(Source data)
= = = = = = =
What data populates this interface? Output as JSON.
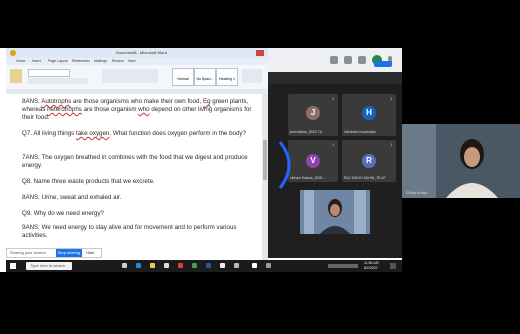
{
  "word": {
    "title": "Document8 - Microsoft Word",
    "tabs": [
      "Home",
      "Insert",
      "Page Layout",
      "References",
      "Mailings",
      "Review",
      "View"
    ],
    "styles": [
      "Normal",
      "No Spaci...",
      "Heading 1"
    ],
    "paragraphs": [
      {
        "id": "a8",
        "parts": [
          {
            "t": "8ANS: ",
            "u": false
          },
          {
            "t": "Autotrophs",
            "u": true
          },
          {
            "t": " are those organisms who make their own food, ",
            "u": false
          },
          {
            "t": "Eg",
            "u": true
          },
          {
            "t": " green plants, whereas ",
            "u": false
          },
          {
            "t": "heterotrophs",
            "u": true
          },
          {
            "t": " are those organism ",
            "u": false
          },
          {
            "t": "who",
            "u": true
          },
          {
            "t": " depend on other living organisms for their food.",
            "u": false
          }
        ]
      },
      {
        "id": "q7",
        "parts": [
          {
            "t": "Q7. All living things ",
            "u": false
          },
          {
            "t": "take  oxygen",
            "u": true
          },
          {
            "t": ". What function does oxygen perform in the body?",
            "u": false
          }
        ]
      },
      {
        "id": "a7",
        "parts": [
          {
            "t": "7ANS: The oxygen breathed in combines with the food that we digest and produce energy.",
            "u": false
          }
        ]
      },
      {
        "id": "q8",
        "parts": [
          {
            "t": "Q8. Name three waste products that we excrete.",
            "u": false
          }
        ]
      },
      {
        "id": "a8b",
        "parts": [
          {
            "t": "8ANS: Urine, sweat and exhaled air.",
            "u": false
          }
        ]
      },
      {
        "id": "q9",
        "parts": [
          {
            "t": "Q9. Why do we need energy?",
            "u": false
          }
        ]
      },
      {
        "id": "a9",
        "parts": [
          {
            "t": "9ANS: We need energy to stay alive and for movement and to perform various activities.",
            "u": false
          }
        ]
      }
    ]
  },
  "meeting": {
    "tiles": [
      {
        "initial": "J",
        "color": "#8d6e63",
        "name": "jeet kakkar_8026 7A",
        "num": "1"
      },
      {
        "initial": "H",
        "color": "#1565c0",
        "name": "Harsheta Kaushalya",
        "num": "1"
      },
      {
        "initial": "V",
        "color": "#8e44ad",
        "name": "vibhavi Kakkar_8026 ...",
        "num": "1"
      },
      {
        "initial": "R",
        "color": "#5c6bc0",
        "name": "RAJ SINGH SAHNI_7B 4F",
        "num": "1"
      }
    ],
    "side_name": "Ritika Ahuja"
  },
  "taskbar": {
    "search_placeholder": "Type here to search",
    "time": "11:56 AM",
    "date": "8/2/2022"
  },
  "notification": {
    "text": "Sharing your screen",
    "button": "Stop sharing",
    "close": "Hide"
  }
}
= = = = = = =
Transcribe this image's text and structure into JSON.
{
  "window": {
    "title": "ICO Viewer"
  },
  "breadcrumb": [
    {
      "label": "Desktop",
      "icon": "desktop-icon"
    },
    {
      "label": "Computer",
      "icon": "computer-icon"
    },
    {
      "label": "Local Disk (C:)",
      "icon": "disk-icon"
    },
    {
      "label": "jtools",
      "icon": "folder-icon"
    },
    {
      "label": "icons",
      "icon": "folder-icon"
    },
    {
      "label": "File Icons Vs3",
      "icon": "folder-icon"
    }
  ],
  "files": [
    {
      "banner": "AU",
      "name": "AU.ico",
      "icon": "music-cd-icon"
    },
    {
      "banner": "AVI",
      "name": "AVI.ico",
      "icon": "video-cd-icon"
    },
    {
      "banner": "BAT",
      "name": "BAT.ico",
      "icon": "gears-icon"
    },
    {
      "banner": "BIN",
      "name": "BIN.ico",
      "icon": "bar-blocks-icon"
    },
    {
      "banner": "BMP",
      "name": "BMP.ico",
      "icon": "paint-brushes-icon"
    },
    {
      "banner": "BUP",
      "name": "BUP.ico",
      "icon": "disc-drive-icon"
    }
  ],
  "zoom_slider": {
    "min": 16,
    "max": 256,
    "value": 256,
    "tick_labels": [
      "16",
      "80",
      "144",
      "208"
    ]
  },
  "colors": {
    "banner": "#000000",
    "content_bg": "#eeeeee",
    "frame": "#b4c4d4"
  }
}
= = = = = = =
- _WHAT IS NEEDED_: Copy all lines from the entries that contain the word "this".

- _WRITTEN RESPONSE_:
What data populates this interface? Output as JSON.
Transcribe this image's text and structure into JSON.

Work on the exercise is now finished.